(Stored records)

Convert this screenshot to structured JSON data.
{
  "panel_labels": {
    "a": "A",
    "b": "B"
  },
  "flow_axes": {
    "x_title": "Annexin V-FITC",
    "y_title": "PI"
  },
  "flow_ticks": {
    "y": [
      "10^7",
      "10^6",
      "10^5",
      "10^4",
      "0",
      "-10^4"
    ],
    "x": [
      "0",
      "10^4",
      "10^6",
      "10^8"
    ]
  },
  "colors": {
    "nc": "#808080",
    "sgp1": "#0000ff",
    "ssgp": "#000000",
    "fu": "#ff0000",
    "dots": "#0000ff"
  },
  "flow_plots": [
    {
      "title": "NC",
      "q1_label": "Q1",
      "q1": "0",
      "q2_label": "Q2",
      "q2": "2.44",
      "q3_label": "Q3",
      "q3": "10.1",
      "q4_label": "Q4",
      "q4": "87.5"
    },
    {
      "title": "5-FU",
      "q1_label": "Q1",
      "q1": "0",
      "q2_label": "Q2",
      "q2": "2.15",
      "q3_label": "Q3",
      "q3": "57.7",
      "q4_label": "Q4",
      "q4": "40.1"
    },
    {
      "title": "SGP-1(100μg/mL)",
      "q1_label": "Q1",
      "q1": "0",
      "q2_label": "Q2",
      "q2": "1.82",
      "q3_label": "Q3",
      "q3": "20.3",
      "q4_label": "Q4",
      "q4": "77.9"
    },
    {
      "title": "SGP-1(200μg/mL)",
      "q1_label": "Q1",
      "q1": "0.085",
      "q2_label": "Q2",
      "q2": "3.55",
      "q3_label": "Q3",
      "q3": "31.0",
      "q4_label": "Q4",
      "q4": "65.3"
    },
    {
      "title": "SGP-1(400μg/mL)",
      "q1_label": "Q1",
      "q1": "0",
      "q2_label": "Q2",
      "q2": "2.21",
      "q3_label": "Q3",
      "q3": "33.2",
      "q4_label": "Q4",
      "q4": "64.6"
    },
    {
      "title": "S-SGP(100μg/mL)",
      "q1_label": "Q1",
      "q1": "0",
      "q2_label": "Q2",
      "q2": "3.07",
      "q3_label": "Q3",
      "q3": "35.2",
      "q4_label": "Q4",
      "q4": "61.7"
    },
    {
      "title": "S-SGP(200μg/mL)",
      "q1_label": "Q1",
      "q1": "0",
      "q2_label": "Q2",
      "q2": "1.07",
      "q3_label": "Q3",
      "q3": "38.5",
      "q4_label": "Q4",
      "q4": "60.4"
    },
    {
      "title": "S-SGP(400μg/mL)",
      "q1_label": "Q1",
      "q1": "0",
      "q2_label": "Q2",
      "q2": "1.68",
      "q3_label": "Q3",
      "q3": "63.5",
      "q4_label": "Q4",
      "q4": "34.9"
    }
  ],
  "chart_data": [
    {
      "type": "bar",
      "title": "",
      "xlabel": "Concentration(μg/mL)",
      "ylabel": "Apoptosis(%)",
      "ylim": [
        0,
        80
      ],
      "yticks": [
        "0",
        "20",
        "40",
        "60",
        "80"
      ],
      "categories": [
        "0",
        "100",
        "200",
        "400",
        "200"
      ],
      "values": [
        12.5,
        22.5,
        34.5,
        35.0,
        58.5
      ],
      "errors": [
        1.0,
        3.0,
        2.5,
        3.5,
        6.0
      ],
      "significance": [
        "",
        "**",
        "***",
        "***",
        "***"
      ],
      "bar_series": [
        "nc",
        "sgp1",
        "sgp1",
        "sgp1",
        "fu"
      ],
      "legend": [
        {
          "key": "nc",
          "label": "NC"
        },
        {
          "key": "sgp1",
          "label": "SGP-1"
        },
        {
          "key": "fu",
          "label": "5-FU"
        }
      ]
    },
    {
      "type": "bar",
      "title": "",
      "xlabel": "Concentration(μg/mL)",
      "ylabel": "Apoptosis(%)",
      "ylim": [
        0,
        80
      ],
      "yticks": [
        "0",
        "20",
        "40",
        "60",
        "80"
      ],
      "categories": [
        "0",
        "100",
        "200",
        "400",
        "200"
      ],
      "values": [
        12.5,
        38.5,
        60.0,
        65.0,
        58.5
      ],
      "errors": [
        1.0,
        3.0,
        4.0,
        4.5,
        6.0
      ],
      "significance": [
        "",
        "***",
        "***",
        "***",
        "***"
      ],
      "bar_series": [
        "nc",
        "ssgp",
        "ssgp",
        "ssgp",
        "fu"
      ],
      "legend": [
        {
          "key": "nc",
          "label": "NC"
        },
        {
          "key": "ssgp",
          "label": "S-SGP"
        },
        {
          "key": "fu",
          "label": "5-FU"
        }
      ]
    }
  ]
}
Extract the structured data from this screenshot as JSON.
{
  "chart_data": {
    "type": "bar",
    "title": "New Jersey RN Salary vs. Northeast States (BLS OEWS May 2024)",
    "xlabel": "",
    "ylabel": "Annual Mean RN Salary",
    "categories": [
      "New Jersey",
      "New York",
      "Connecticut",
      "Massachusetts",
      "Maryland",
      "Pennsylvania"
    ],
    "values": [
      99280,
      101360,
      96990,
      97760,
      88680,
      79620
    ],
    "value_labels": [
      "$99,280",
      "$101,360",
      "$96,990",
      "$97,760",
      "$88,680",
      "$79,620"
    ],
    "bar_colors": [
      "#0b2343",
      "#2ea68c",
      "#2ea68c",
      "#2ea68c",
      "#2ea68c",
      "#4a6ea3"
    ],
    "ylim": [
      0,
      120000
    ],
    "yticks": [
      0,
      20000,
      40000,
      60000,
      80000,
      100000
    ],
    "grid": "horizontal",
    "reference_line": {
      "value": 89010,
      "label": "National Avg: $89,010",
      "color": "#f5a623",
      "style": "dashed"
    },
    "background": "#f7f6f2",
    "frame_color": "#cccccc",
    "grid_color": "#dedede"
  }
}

### Request
Copy out each line exactly.

### Written reply
Convert this screenshot to structured JSON data.
{
  "panel_labels": {
    "a": "A",
    "b": "B"
  },
  "flow_axes": {
    "x_title": "Annexin V-FITC",
    "y_title": "PI"
  },
  "flow_ticks": {
    "y": [
      "10^7",
      "10^6",
      "10^5",
      "10^4",
      "0",
      "-10^4"
    ],
    "x": [
      "0",
      "10^4",
      "10^6",
      "10^8"
    ]
  },
  "colors": {
    "nc": "#808080",
    "sgp1": "#0000ff",
    "ssgp": "#000000",
    "fu": "#ff0000",
    "dots": "#0000ff"
  },
  "flow_plots": [
    {
      "title": "NC",
      "q1_label": "Q1",
      "q1": "0",
      "q2_label": "Q2",
      "q2": "2.44",
      "q3_label": "Q3",
      "q3": "10.1",
      "q4_label": "Q4",
      "q4": "87.5"
    },
    {
      "title": "5-FU",
      "q1_label": "Q1",
      "q1": "0",
      "q2_label": "Q2",
      "q2": "2.15",
      "q3_label": "Q3",
      "q3": "57.7",
      "q4_label": "Q4",
      "q4": "40.1"
    },
    {
      "title": "SGP-1(100μg/mL)",
      "q1_label": "Q1",
      "q1": "0",
      "q2_label": "Q2",
      "q2": "1.82",
      "q3_label": "Q3",
      "q3": "20.3",
      "q4_label": "Q4",
      "q4": "77.9"
    },
    {
      "title": "SGP-1(200μg/mL)",
      "q1_label": "Q1",
      "q1": "0.085",
      "q2_label": "Q2",
      "q2": "3.55",
      "q3_label": "Q3",
      "q3": "31.0",
      "q4_label": "Q4",
      "q4": "65.3"
    },
    {
      "title": "SGP-1(400μg/mL)",
      "q1_label": "Q1",
      "q1": "0",
      "q2_label": "Q2",
      "q2": "2.21",
      "q3_label": "Q3",
      "q3": "33.2",
      "q4_label": "Q4",
      "q4": "64.6"
    },
    {
      "title": "S-SGP(100μg/mL)",
      "q1_label": "Q1",
      "q1": "0",
      "q2_label": "Q2",
      "q2": "3.07",
      "q3_label": "Q3",
      "q3": "35.2",
      "q4_label": "Q4",
      "q4": "61.7"
    },
    {
      "title": "S-SGP(200μg/mL)",
      "q1_label": "Q1",
      "q1": "0",
      "q2_label": "Q2",
      "q2": "1.07",
      "q3_label": "Q3",
      "q3": "38.5",
      "q4_label": "Q4",
      "q4": "60.4"
    },
    {
      "title": "S-SGP(400μg/mL)",
      "q1_label": "Q1",
      "q1": "0",
      "q2_label": "Q2",
      "q2": "1.68",
      "q3_label": "Q3",
      "q3": "63.5",
      "q4_label": "Q4",
      "q4": "34.9"
    }
  ],
  "chart_data": [
    {
      "type": "bar",
      "title": "",
      "xlabel": "Concentration(μg/mL)",
      "ylabel": "Apoptosis(%)",
      "ylim": [
        0,
        80
      ],
      "yticks": [
        "0",
        "20",
        "40",
        "60",
        "80"
      ],
      "categories": [
        "0",
        "100",
        "200",
        "400",
        "200"
      ],
      "values": [
        12.5,
        22.5,
        34.5,
        35.0,
        58.5
      ],
      "errors": [
        1.0,
        3.0,
        2.5,
        3.5,
        6.0
      ],
      "significance": [
        "",
        "**",
        "***",
        "***",
        "***"
      ],
      "bar_series": [
        "nc",
        "sgp1",
        "sgp1",
        "sgp1",
        "fu"
      ],
      "legend": [
        {
          "key": "nc",
          "label": "NC"
        },
        {
          "key": "sgp1",
          "label": "SGP-1"
        },
        {
          "key": "fu",
          "label": "5-FU"
        }
      ]
    },
    {
      "type": "bar",
      "title": "",
      "xlabel": "Concentration(μg/mL)",
      "ylabel": "Apoptosis(%)",
      "ylim": [
        0,
        80
      ],
      "yticks": [
        "0",
        "20",
        "40",
        "60",
        "80"
      ],
      "categories": [
        "0",
        "100",
        "200",
        "400",
        "200"
      ],
      "values": [
        12.5,
        38.5,
        60.0,
        65.0,
        58.5
      ],
      "errors": [
        1.0,
        3.0,
        4.0,
        4.5,
        6.0
      ],
      "significance": [
        "",
        "***",
        "***",
        "***",
        "***"
      ],
      "bar_series": [
        "nc",
        "ssgp",
        "ssgp",
        "ssgp",
        "fu"
      ],
      "legend": [
        {
          "key": "nc",
          "label": "NC"
        },
        {
          "key": "ssgp",
          "label": "S-SGP"
        },
        {
          "key": "fu",
          "label": "5-FU"
        }
      ]
    }
  ]
}
Extract the structured data from this screenshot as JSON.
{
  "chart_data": {
    "type": "bar",
    "title": "New Jersey RN Salary vs. Northeast States (BLS OEWS May 2024)",
    "xlabel": "",
    "ylabel": "Annual Mean RN Salary",
    "categories": [
      "New Jersey",
      "New York",
      "Connecticut",
      "Massachusetts",
      "Maryland",
      "Pennsylvania"
    ],
    "values": [
      99280,
      101360,
      96990,
      97760,
      88680,
      79620
    ],
    "value_labels": [
      "$99,280",
      "$101,360",
      "$96,990",
      "$97,760",
      "$88,680",
      "$79,620"
    ],
    "bar_colors": [
      "#0b2343",
      "#2ea68c",
      "#2ea68c",
      "#2ea68c",
      "#2ea68c",
      "#4a6ea3"
    ],
    "ylim": [
      0,
      120000
    ],
    "yticks": [
      0,
      20000,
      40000,
      60000,
      80000,
      100000
    ],
    "grid": "horizontal",
    "reference_line": {
      "value": 89010,
      "label": "National Avg: $89,010",
      "color": "#f5a623",
      "style": "dashed"
    },
    "background": "#f7f6f2",
    "frame_color": "#cccccc",
    "grid_color": "#dedede"
  }
}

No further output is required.